EXERCISE REQUIREMENTS ▸
Write a continuation of the Ppxlib release announcement, picking up right after its final sentence.

---------- TEXT SHOWN

Finally, the release includes a few bug fixes to Longident.parse and Code_path.main_module_name and fixes the location-check flag so it is not required to also pass -check to enable location checks. It also fixes the 5.2 migrations locations, as we used to build nodes with inconsistent locations when migrating Pexp_function nodes.

We would like to thank our external contributors who have been a huge part of this release: @octachron, @vg-b, and @jchavarri, and a special mention to @mbarbin, who has not only contributed a lot to the warning silencing features but has been extensively testing and providing very useful feedback on them.

And of course, as usual, we'd like to thank the OCaml Software Foundation who has been funding my work on Ppxlib and on this release, making all of this possible!

--------------------
---------- MATERIAL SUPPLIED

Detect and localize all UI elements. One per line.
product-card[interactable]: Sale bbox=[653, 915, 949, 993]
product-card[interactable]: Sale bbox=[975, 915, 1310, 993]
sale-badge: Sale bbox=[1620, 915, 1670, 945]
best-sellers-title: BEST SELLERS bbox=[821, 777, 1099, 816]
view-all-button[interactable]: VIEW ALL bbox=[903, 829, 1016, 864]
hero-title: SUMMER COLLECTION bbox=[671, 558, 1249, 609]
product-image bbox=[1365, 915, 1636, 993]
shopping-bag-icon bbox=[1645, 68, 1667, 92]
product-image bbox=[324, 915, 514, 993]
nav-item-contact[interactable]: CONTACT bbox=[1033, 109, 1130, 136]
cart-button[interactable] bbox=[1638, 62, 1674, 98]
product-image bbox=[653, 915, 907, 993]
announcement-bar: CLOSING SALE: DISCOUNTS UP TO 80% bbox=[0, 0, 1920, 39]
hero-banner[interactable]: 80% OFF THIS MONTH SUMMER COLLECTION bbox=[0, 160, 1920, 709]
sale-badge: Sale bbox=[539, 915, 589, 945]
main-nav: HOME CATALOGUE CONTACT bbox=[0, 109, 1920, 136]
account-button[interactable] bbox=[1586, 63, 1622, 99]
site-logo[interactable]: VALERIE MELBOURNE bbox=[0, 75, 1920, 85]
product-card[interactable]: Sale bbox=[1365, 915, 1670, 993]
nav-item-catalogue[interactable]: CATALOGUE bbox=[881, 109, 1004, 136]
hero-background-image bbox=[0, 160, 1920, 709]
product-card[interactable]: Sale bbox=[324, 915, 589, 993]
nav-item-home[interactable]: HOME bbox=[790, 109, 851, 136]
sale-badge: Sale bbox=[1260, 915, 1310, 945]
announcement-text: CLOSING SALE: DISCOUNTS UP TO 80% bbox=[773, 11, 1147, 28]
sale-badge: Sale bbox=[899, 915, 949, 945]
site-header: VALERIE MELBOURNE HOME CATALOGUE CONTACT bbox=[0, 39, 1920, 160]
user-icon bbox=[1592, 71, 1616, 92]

--------------------

RESULT OF THIS TASK ▸
See full changelog
  • Fix a bug where Code_path.main_module_name would not properly remove extensions from the filename and therefore return an invalid module name. (#512, @NathanReb)

  • Add -unused-type-warnings flag to the driver to allow users to disable only the generation of Warning 34 silencing structure items when using [@@deriving ...] on type declarations. (#511, @mbarbin, @NathanReb)

  • Make the -unused-code-warnings driver flag also control Warning 34 silencing for type declarations with [@@deriving ...] attached. (#510, @mbarbin, @NathanReb)

  • Add -unused-code-warnings=force driver command-line flag argument. (#490, @mbarbin)

  • Add new functions Ast_builder.{e,p}list_tail that take an extra tail expression/pattern argument parameter compared to Ast_builder.{e,p}list, so they can build ASTs like a :: b :: c instead of only [ a; b ]. (#498, #502, @v-gb, @NathanReb)

  • Fix Longident.parse so it also handles indexing operators such as .!(), .%(;..)<-, or Vec.(.%()) (#494, @octachron)

  • Add a special_function' variant that directly takes a Longident.t argument in order to avoid the issue with Longident.t covering distinct syntactic classes that cannot be easily parsed by a common parser (#496, @octachron).

  • Keep location ranges consistent when migrating Pexp_function nodes from 5.2+ to older versions (#504, @jchavarri)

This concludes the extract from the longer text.